■ **SET PROBLEM**
Transcribe each line of the material as it is, and drop any picture.

[Data records]
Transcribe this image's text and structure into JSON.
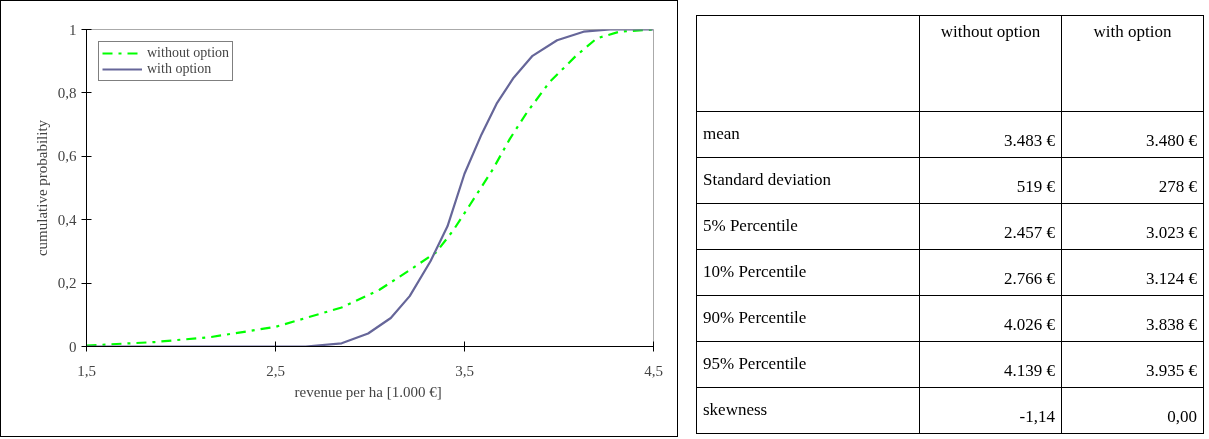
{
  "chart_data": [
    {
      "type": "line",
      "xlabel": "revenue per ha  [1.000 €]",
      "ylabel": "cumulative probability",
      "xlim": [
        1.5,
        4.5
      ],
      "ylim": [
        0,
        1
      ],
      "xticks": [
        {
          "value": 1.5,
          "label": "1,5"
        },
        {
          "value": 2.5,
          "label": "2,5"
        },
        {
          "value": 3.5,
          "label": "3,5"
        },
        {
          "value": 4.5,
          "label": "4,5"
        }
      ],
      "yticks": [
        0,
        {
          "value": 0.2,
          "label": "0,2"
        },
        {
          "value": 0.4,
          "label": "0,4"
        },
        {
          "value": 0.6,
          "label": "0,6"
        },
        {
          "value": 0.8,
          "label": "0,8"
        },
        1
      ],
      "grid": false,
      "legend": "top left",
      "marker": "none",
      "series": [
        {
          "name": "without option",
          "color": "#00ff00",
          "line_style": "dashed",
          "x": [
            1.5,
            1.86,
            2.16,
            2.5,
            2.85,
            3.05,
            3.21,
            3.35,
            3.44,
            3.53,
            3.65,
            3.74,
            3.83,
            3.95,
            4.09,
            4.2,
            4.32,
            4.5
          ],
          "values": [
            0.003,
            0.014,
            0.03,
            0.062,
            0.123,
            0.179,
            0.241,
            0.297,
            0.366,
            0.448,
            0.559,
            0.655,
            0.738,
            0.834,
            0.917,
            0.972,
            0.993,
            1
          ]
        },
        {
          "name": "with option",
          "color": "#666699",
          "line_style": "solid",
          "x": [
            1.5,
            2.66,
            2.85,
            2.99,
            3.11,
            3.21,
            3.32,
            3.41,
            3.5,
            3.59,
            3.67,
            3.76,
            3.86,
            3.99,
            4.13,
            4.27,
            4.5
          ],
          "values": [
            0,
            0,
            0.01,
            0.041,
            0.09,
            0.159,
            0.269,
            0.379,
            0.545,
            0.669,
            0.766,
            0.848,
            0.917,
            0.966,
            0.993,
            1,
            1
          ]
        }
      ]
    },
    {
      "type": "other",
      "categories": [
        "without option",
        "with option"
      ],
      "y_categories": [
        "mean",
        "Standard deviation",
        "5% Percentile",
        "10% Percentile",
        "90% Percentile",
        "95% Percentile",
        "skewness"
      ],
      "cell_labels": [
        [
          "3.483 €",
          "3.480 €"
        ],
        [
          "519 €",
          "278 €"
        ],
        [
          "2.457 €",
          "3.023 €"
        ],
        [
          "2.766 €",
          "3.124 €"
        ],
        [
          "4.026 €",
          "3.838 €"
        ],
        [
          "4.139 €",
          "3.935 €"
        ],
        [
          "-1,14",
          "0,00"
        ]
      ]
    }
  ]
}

■ **SOLUTION TO THIS EXERCISE**
Transcribe this image's text and structure into JSON.
{
  "chart_data": [
    {
      "type": "line",
      "xlabel": "revenue per ha  [1.000 €]",
      "ylabel": "cumulative probability",
      "xlim": [
        1.5,
        4.5
      ],
      "ylim": [
        0,
        1
      ],
      "xticks": [
        {
          "value": 1.5,
          "label": "1,5"
        },
        {
          "value": 2.5,
          "label": "2,5"
        },
        {
          "value": 3.5,
          "label": "3,5"
        },
        {
          "value": 4.5,
          "label": "4,5"
        }
      ],
      "yticks": [
        0,
        {
          "value": 0.2,
          "label": "0,2"
        },
        {
          "value": 0.4,
          "label": "0,4"
        },
        {
          "value": 0.6,
          "label": "0,6"
        },
        {
          "value": 0.8,
          "label": "0,8"
        },
        1
      ],
      "grid": false,
      "legend": "top left",
      "marker": "none",
      "series": [
        {
          "name": "without option",
          "color": "#00ff00",
          "line_style": "dashed",
          "x": [
            1.5,
            1.86,
            2.16,
            2.5,
            2.85,
            3.05,
            3.21,
            3.35,
            3.44,
            3.53,
            3.65,
            3.74,
            3.83,
            3.95,
            4.09,
            4.2,
            4.32,
            4.5
          ],
          "values": [
            0.003,
            0.014,
            0.03,
            0.062,
            0.123,
            0.179,
            0.241,
            0.297,
            0.366,
            0.448,
            0.559,
            0.655,
            0.738,
            0.834,
            0.917,
            0.972,
            0.993,
            1
          ]
        },
        {
          "name": "with option",
          "color": "#666699",
          "line_style": "solid",
          "x": [
            1.5,
            2.66,
            2.85,
            2.99,
            3.11,
            3.21,
            3.32,
            3.41,
            3.5,
            3.59,
            3.67,
            3.76,
            3.86,
            3.99,
            4.13,
            4.27,
            4.5
          ],
          "values": [
            0,
            0,
            0.01,
            0.041,
            0.09,
            0.159,
            0.269,
            0.379,
            0.545,
            0.669,
            0.766,
            0.848,
            0.917,
            0.966,
            0.993,
            1,
            1
          ]
        }
      ]
    },
    {
      "type": "other",
      "categories": [
        "without option",
        "with option"
      ],
      "y_categories": [
        "mean",
        "Standard deviation",
        "5% Percentile",
        "10% Percentile",
        "90% Percentile",
        "95% Percentile",
        "skewness"
      ],
      "cell_labels": [
        [
          "3.483 €",
          "3.480 €"
        ],
        [
          "519 €",
          "278 €"
        ],
        [
          "2.457 €",
          "3.023 €"
        ],
        [
          "2.766 €",
          "3.124 €"
        ],
        [
          "4.026 €",
          "3.838 €"
        ],
        [
          "4.139 €",
          "3.935 €"
        ],
        [
          "-1,14",
          "0,00"
        ]
      ]
    }
  ]
}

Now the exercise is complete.